| RECORDS TO USE |
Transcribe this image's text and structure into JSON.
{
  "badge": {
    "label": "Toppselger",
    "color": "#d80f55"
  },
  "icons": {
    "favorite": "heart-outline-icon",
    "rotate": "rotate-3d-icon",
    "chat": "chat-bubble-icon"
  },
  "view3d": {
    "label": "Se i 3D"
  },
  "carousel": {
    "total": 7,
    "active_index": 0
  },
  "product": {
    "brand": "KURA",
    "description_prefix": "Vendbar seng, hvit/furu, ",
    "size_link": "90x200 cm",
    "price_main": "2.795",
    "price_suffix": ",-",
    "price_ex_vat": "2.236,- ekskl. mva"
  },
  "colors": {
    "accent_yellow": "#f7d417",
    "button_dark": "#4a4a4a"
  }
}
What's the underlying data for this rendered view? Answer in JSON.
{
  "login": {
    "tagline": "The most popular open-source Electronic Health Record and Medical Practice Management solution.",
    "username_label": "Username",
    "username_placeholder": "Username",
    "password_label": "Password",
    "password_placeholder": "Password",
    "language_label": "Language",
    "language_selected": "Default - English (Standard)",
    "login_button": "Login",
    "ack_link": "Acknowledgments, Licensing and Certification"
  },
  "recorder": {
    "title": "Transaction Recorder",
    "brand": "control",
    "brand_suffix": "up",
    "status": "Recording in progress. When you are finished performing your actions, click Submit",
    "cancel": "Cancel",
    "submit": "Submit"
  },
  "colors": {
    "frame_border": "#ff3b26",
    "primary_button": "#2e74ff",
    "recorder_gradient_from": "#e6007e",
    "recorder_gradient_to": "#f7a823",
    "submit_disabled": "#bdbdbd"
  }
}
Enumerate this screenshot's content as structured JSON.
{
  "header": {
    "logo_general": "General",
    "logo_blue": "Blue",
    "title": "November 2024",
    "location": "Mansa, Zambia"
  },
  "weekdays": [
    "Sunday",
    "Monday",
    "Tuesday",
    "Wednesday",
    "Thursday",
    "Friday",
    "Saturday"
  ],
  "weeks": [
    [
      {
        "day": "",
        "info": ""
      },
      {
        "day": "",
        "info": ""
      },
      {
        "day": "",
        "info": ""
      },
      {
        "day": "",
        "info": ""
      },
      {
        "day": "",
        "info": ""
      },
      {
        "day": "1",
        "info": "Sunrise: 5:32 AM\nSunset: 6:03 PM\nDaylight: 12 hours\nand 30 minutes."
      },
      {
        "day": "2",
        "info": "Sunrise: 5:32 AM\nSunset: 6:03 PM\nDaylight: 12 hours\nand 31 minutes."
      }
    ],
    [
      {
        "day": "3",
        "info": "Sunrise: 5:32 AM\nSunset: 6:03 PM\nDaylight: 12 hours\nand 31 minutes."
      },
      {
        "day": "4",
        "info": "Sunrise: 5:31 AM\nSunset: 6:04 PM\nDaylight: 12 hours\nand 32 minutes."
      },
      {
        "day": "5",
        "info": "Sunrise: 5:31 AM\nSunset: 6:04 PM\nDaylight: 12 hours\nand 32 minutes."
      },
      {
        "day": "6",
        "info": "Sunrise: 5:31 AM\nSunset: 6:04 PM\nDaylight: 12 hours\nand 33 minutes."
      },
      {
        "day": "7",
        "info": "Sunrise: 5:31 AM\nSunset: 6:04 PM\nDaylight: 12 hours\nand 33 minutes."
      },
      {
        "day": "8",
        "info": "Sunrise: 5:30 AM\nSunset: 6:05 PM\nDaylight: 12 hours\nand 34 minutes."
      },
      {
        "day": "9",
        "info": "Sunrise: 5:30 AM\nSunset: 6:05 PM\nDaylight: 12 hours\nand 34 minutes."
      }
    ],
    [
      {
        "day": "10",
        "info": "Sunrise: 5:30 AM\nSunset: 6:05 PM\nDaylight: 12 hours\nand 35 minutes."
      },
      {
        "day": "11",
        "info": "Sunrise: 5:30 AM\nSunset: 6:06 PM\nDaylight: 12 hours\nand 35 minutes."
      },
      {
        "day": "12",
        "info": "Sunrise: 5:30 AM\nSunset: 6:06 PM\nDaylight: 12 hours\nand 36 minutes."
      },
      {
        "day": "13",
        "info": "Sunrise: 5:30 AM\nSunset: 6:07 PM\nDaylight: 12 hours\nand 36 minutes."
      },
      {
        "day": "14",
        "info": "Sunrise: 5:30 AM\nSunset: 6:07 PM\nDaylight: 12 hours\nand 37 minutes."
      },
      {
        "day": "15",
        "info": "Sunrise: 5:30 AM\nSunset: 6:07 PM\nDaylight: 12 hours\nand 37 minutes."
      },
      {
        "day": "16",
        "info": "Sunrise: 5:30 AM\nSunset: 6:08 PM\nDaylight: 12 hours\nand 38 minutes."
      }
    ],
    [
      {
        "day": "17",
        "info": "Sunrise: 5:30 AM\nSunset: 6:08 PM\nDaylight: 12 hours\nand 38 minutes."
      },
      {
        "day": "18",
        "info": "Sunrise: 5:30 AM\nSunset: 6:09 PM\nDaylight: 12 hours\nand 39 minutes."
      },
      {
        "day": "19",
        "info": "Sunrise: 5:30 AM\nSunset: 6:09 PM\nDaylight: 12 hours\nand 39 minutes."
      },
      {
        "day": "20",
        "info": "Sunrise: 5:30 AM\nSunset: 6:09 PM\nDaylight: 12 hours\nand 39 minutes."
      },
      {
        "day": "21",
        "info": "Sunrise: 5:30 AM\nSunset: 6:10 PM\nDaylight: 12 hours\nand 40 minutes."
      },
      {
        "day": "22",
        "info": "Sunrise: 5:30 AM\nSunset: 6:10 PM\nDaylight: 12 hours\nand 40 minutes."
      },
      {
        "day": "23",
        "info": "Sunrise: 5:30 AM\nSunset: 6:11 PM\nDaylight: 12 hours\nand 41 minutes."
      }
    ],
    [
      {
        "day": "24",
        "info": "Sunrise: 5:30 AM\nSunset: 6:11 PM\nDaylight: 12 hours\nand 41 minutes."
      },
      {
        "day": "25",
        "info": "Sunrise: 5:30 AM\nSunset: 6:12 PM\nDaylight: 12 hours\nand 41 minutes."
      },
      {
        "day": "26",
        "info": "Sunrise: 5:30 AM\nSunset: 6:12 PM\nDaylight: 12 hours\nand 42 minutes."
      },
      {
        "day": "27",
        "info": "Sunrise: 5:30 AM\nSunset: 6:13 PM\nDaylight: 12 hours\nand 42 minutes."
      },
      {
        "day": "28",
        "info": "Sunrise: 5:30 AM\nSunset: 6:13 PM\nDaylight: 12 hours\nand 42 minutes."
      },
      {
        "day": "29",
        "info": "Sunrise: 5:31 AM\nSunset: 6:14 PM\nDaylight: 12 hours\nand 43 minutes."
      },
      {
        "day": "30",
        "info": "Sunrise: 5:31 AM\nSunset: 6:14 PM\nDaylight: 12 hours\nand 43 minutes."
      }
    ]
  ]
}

| YOUR OBJECTIVE |
Find the string "title" in the records, then copy each line where it occurs.

| PROBLEM SOLUTION |
    "title": "Transaction Recorder",
    "title": "November 2024",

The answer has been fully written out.